• Request
Write out the full set of records exactly. Any pictures in them do not belong in the copy.

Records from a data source

#####

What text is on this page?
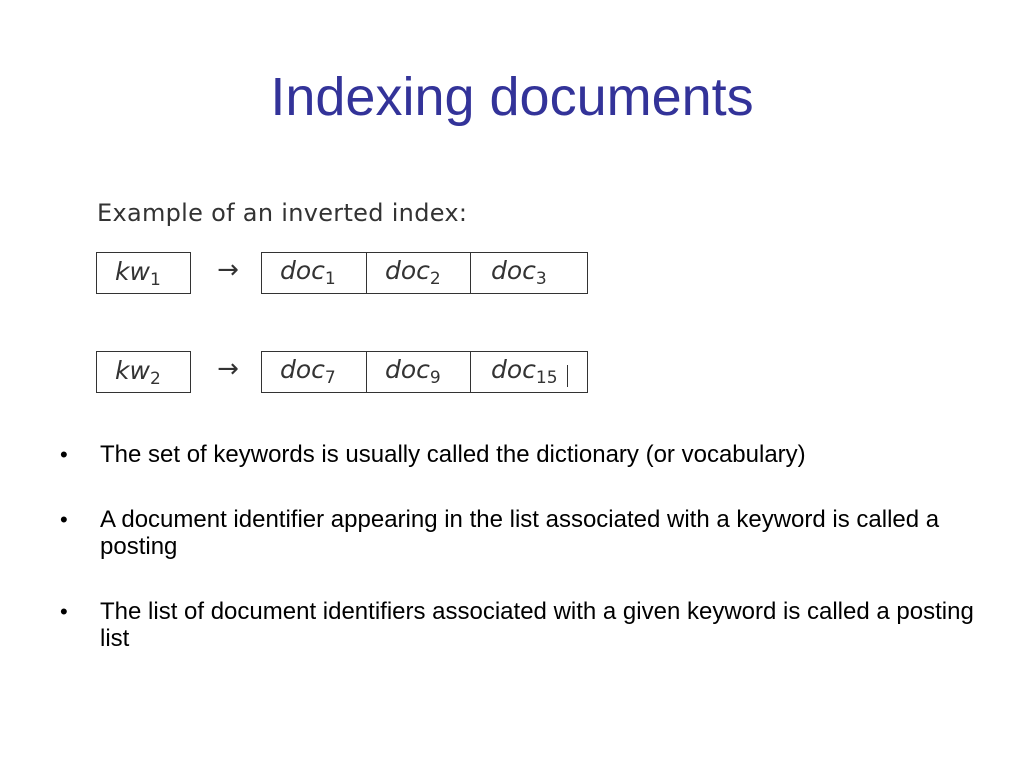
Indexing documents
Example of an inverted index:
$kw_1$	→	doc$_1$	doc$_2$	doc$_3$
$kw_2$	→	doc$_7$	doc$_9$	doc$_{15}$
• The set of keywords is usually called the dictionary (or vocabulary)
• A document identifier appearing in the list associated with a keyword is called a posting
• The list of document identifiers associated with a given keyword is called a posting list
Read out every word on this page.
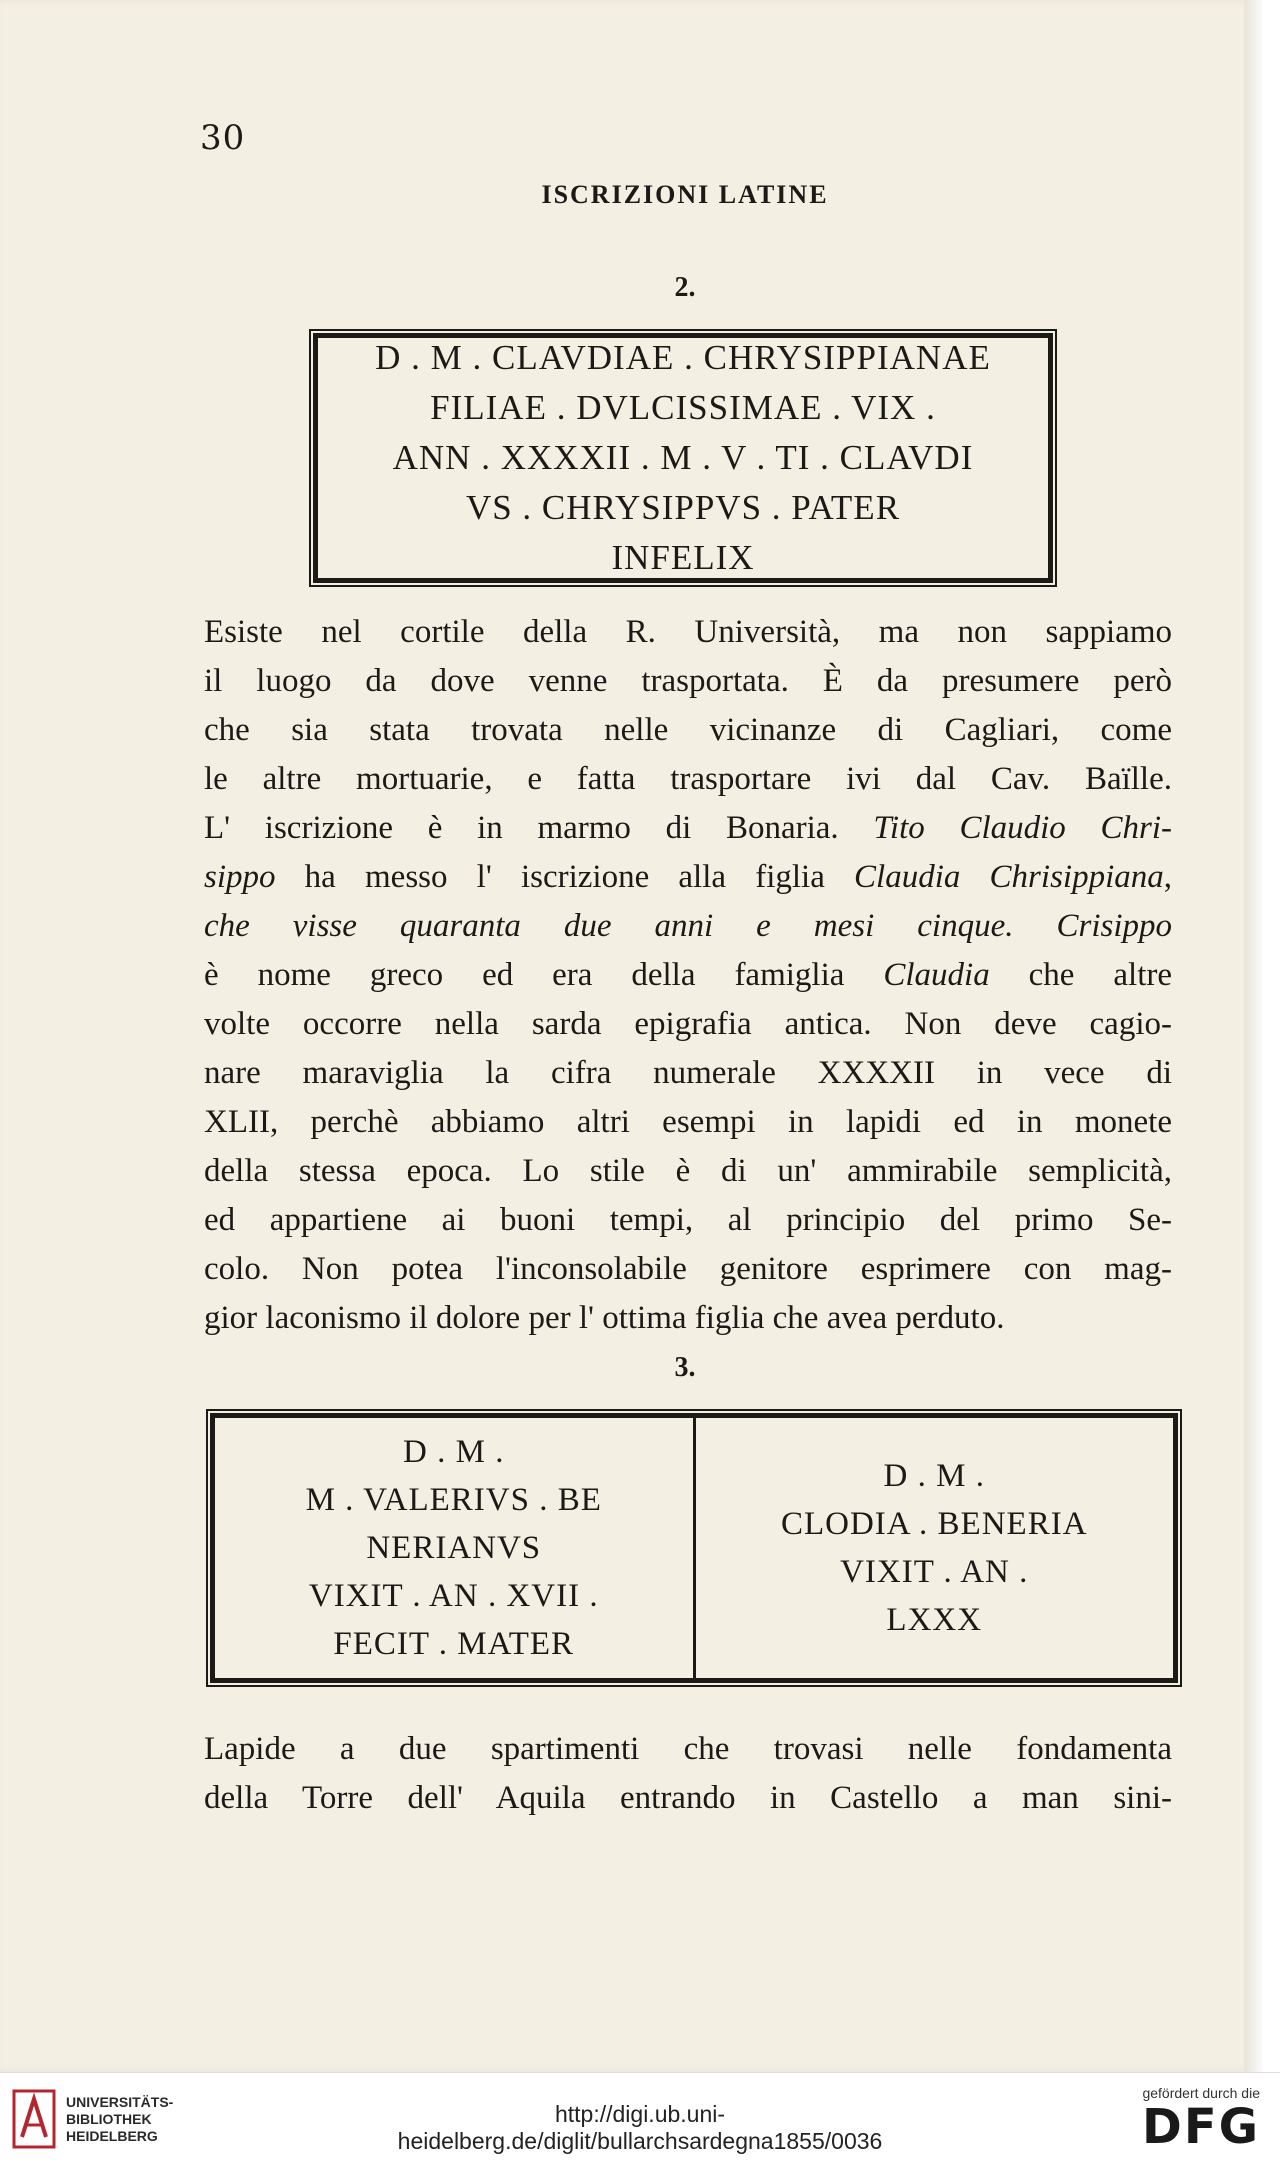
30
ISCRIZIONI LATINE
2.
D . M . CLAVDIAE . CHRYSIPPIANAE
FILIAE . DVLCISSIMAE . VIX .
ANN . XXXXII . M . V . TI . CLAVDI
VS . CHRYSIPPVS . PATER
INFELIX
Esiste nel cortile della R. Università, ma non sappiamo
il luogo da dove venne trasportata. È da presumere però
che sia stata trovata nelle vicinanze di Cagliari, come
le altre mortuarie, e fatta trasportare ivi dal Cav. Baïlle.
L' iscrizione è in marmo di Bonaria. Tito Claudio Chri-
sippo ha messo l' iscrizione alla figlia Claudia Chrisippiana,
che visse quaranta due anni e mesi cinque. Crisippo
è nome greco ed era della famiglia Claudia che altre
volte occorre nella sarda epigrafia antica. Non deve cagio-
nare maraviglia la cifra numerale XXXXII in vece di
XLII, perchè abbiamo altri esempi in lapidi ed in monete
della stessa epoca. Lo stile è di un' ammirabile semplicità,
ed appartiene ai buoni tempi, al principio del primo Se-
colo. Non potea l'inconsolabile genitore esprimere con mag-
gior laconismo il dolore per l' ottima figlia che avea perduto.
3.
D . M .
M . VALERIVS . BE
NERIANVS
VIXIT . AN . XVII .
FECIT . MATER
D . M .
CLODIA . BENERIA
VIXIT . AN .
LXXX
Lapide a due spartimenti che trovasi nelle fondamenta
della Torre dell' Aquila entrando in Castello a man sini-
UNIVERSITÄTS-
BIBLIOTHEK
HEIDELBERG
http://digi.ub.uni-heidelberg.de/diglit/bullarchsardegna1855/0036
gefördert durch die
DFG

#####

• Task response
What text is on this page?
Indexing documents
Example of an inverted index:
$kw_1$	→	doc$_1$	doc$_2$	doc$_3$
$kw_2$	→	doc$_7$	doc$_9$	doc$_{15}$
• The set of keywords is usually called the dictionary (or vocabulary)
• A document identifier appearing in the list associated with a keyword is called a posting
• The list of document identifiers associated with a given keyword is called a posting list
Read out every word on this page.
30
ISCRIZIONI LATINE
2.
D . M . CLAVDIAE . CHRYSIPPIANAE
FILIAE . DVLCISSIMAE . VIX .
ANN . XXXXII . M . V . TI . CLAVDI
VS . CHRYSIPPVS . PATER
INFELIX
Esiste nel cortile della R. Università, ma non sappiamo
il luogo da dove venne trasportata. È da presumere però
che sia stata trovata nelle vicinanze di Cagliari, come
le altre mortuarie, e fatta trasportare ivi dal Cav. Baïlle.
L' iscrizione è in marmo di Bonaria. Tito Claudio Chri-
sippo ha messo l' iscrizione alla figlia Claudia Chrisippiana,
che visse quaranta due anni e mesi cinque. Crisippo
è nome greco ed era della famiglia Claudia che altre
volte occorre nella sarda epigrafia antica. Non deve cagio-
nare maraviglia la cifra numerale XXXXII in vece di
XLII, perchè abbiamo altri esempi in lapidi ed in monete
della stessa epoca. Lo stile è di un' ammirabile semplicità,
ed appartiene ai buoni tempi, al principio del primo Se-
colo. Non potea l'inconsolabile genitore esprimere con mag-
gior laconismo il dolore per l' ottima figlia che avea perduto.
3.
D . M .
M . VALERIVS . BE
NERIANVS
VIXIT . AN . XVII .
FECIT . MATER
D . M .
CLODIA . BENERIA
VIXIT . AN .
LXXX
Lapide a due spartimenti che trovasi nelle fondamenta
della Torre dell' Aquila entrando in Castello a man sini-
UNIVERSITÄTS-
BIBLIOTHEK
HEIDELBERG
http://digi.ub.uni-heidelberg.de/diglit/bullarchsardegna1855/0036
gefördert durch die
DFG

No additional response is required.